Write the data out again in full, with no departure from the original.
━━━ RECORDED DATA
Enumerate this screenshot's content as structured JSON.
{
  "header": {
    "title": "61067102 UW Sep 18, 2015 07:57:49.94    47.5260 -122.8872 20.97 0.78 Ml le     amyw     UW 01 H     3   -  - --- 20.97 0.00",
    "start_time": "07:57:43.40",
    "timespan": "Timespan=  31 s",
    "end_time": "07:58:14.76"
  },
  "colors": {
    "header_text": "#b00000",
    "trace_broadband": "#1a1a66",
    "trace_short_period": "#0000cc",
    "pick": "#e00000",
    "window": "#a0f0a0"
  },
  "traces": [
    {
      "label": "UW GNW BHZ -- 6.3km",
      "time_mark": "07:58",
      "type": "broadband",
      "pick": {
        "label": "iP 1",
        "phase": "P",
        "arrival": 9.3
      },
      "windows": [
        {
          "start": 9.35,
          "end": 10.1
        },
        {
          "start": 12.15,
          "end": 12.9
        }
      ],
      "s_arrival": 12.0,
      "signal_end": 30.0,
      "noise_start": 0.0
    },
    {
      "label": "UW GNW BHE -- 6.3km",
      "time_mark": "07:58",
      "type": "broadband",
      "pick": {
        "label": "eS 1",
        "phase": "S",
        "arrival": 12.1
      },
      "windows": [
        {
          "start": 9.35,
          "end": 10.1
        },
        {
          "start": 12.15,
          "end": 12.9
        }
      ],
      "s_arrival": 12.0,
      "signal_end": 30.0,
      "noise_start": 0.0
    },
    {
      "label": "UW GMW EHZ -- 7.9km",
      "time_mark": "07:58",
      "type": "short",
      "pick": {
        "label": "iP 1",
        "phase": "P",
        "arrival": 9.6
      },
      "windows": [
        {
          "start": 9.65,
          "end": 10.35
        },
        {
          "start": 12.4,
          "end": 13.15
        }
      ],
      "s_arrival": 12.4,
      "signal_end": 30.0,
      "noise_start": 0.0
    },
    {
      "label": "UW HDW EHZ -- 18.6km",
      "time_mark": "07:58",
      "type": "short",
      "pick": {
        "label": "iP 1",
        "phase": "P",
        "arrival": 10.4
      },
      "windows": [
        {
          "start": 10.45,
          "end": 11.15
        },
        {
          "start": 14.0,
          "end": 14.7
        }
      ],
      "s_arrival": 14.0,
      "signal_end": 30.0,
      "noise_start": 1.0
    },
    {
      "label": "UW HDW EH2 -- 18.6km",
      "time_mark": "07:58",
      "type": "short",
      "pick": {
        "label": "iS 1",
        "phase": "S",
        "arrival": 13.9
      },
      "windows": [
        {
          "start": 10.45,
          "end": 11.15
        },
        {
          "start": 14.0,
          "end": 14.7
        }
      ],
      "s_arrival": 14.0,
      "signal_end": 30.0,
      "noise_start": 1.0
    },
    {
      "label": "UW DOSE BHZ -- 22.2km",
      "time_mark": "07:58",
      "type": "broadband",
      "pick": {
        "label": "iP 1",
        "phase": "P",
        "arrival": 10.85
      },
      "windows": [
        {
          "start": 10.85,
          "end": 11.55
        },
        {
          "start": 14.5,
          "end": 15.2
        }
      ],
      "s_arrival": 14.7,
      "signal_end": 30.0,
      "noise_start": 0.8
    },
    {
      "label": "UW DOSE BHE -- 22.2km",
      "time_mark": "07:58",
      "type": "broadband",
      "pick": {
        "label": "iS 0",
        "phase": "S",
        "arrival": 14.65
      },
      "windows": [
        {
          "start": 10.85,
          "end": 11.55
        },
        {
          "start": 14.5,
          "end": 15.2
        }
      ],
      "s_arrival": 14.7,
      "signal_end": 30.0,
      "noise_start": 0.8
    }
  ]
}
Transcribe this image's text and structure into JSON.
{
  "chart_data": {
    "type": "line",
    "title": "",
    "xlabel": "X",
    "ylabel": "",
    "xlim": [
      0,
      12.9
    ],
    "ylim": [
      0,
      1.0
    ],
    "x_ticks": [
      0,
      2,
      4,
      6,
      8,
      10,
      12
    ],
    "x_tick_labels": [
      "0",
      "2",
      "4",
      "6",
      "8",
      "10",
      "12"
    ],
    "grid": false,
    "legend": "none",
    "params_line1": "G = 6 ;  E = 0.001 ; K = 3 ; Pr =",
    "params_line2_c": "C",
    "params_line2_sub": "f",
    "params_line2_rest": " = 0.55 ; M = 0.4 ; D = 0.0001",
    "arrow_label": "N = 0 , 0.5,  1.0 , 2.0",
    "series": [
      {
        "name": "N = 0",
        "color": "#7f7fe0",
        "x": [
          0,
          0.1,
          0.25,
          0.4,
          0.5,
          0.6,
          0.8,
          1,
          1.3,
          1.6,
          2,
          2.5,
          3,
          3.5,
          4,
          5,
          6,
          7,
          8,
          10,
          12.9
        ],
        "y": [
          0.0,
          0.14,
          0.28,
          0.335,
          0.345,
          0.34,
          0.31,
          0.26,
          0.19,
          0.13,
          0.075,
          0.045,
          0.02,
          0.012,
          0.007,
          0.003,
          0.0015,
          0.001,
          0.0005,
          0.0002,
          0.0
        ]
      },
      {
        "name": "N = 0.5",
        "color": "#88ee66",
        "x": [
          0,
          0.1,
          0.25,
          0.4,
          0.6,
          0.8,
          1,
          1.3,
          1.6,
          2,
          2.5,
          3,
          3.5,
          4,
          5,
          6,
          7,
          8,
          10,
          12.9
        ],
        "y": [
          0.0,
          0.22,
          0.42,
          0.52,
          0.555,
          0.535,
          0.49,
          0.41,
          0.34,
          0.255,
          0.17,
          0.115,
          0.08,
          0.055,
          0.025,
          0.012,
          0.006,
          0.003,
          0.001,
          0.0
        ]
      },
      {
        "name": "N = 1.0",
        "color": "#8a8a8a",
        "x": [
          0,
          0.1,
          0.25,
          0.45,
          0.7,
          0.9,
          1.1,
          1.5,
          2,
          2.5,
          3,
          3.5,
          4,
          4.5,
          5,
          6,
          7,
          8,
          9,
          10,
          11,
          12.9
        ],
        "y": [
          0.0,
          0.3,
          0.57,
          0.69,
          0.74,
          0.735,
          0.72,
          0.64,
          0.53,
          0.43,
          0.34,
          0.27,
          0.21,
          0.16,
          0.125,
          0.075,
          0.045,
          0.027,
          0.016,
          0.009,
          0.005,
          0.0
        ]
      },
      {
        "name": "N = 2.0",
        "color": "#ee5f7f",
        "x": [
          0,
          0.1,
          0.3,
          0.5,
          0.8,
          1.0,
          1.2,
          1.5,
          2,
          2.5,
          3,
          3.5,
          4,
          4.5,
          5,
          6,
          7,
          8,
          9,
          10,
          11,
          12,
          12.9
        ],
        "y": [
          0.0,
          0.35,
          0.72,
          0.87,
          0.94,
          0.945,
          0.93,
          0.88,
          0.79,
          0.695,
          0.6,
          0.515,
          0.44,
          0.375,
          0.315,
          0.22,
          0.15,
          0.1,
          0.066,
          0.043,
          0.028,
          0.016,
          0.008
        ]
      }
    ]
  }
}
━━━━━━
• _EXERCISE RESULT_:
Enumerate this screenshot's content as structured JSON.
{
  "header": {
    "title": "61067102 UW Sep 18, 2015 07:57:49.94    47.5260 -122.8872 20.97 0.78 Ml le     amyw     UW 01 H     3   -  - --- 20.97 0.00",
    "start_time": "07:57:43.40",
    "timespan": "Timespan=  31 s",
    "end_time": "07:58:14.76"
  },
  "colors": {
    "header_text": "#b00000",
    "trace_broadband": "#1a1a66",
    "trace_short_period": "#0000cc",
    "pick": "#e00000",
    "window": "#a0f0a0"
  },
  "traces": [
    {
      "label": "UW GNW BHZ -- 6.3km",
      "time_mark": "07:58",
      "type": "broadband",
      "pick": {
        "label": "iP 1",
        "phase": "P",
        "arrival": 9.3
      },
      "windows": [
        {
          "start": 9.35,
          "end": 10.1
        },
        {
          "start": 12.15,
          "end": 12.9
        }
      ],
      "s_arrival": 12.0,
      "signal_end": 30.0,
      "noise_start": 0.0
    },
    {
      "label": "UW GNW BHE -- 6.3km",
      "time_mark": "07:58",
      "type": "broadband",
      "pick": {
        "label": "eS 1",
        "phase": "S",
        "arrival": 12.1
      },
      "windows": [
        {
          "start": 9.35,
          "end": 10.1
        },
        {
          "start": 12.15,
          "end": 12.9
        }
      ],
      "s_arrival": 12.0,
      "signal_end": 30.0,
      "noise_start": 0.0
    },
    {
      "label": "UW GMW EHZ -- 7.9km",
      "time_mark": "07:58",
      "type": "short",
      "pick": {
        "label": "iP 1",
        "phase": "P",
        "arrival": 9.6
      },
      "windows": [
        {
          "start": 9.65,
          "end": 10.35
        },
        {
          "start": 12.4,
          "end": 13.15
        }
      ],
      "s_arrival": 12.4,
      "signal_end": 30.0,
      "noise_start": 0.0
    },
    {
      "label": "UW HDW EHZ -- 18.6km",
      "time_mark": "07:58",
      "type": "short",
      "pick": {
        "label": "iP 1",
        "phase": "P",
        "arrival": 10.4
      },
      "windows": [
        {
          "start": 10.45,
          "end": 11.15
        },
        {
          "start": 14.0,
          "end": 14.7
        }
      ],
      "s_arrival": 14.0,
      "signal_end": 30.0,
      "noise_start": 1.0
    },
    {
      "label": "UW HDW EH2 -- 18.6km",
      "time_mark": "07:58",
      "type": "short",
      "pick": {
        "label": "iS 1",
        "phase": "S",
        "arrival": 13.9
      },
      "windows": [
        {
          "start": 10.45,
          "end": 11.15
        },
        {
          "start": 14.0,
          "end": 14.7
        }
      ],
      "s_arrival": 14.0,
      "signal_end": 30.0,
      "noise_start": 1.0
    },
    {
      "label": "UW DOSE BHZ -- 22.2km",
      "time_mark": "07:58",
      "type": "broadband",
      "pick": {
        "label": "iP 1",
        "phase": "P",
        "arrival": 10.85
      },
      "windows": [
        {
          "start": 10.85,
          "end": 11.55
        },
        {
          "start": 14.5,
          "end": 15.2
        }
      ],
      "s_arrival": 14.7,
      "signal_end": 30.0,
      "noise_start": 0.8
    },
    {
      "label": "UW DOSE BHE -- 22.2km",
      "time_mark": "07:58",
      "type": "broadband",
      "pick": {
        "label": "iS 0",
        "phase": "S",
        "arrival": 14.65
      },
      "windows": [
        {
          "start": 10.85,
          "end": 11.55
        },
        {
          "start": 14.5,
          "end": 15.2
        }
      ],
      "s_arrival": 14.7,
      "signal_end": 30.0,
      "noise_start": 0.8
    }
  ]
}
Transcribe this image's text and structure into JSON.
{
  "chart_data": {
    "type": "line",
    "title": "",
    "xlabel": "X",
    "ylabel": "",
    "xlim": [
      0,
      12.9
    ],
    "ylim": [
      0,
      1.0
    ],
    "x_ticks": [
      0,
      2,
      4,
      6,
      8,
      10,
      12
    ],
    "x_tick_labels": [
      "0",
      "2",
      "4",
      "6",
      "8",
      "10",
      "12"
    ],
    "grid": false,
    "legend": "none",
    "params_line1": "G = 6 ;  E = 0.001 ; K = 3 ; Pr =",
    "params_line2_c": "C",
    "params_line2_sub": "f",
    "params_line2_rest": " = 0.55 ; M = 0.4 ; D = 0.0001",
    "arrow_label": "N = 0 , 0.5,  1.0 , 2.0",
    "series": [
      {
        "name": "N = 0",
        "color": "#7f7fe0",
        "x": [
          0,
          0.1,
          0.25,
          0.4,
          0.5,
          0.6,
          0.8,
          1,
          1.3,
          1.6,
          2,
          2.5,
          3,
          3.5,
          4,
          5,
          6,
          7,
          8,
          10,
          12.9
        ],
        "y": [
          0.0,
          0.14,
          0.28,
          0.335,
          0.345,
          0.34,
          0.31,
          0.26,
          0.19,
          0.13,
          0.075,
          0.045,
          0.02,
          0.012,
          0.007,
          0.003,
          0.0015,
          0.001,
          0.0005,
          0.0002,
          0.0
        ]
      },
      {
        "name": "N = 0.5",
        "color": "#88ee66",
        "x": [
          0,
          0.1,
          0.25,
          0.4,
          0.6,
          0.8,
          1,
          1.3,
          1.6,
          2,
          2.5,
          3,
          3.5,
          4,
          5,
          6,
          7,
          8,
          10,
          12.9
        ],
        "y": [
          0.0,
          0.22,
          0.42,
          0.52,
          0.555,
          0.535,
          0.49,
          0.41,
          0.34,
          0.255,
          0.17,
          0.115,
          0.08,
          0.055,
          0.025,
          0.012,
          0.006,
          0.003,
          0.001,
          0.0
        ]
      },
      {
        "name": "N = 1.0",
        "color": "#8a8a8a",
        "x": [
          0,
          0.1,
          0.25,
          0.45,
          0.7,
          0.9,
          1.1,
          1.5,
          2,
          2.5,
          3,
          3.5,
          4,
          4.5,
          5,
          6,
          7,
          8,
          9,
          10,
          11,
          12.9
        ],
        "y": [
          0.0,
          0.3,
          0.57,
          0.69,
          0.74,
          0.735,
          0.72,
          0.64,
          0.53,
          0.43,
          0.34,
          0.27,
          0.21,
          0.16,
          0.125,
          0.075,
          0.045,
          0.027,
          0.016,
          0.009,
          0.005,
          0.0
        ]
      },
      {
        "name": "N = 2.0",
        "color": "#ee5f7f",
        "x": [
          0,
          0.1,
          0.3,
          0.5,
          0.8,
          1.0,
          1.2,
          1.5,
          2,
          2.5,
          3,
          3.5,
          4,
          4.5,
          5,
          6,
          7,
          8,
          9,
          10,
          11,
          12,
          12.9
        ],
        "y": [
          0.0,
          0.35,
          0.72,
          0.87,
          0.94,
          0.945,
          0.93,
          0.88,
          0.79,
          0.695,
          0.6,
          0.515,
          0.44,
          0.375,
          0.315,
          0.22,
          0.15,
          0.1,
          0.066,
          0.043,
          0.028,
          0.016,
          0.008
        ]
      }
    ]
  }
}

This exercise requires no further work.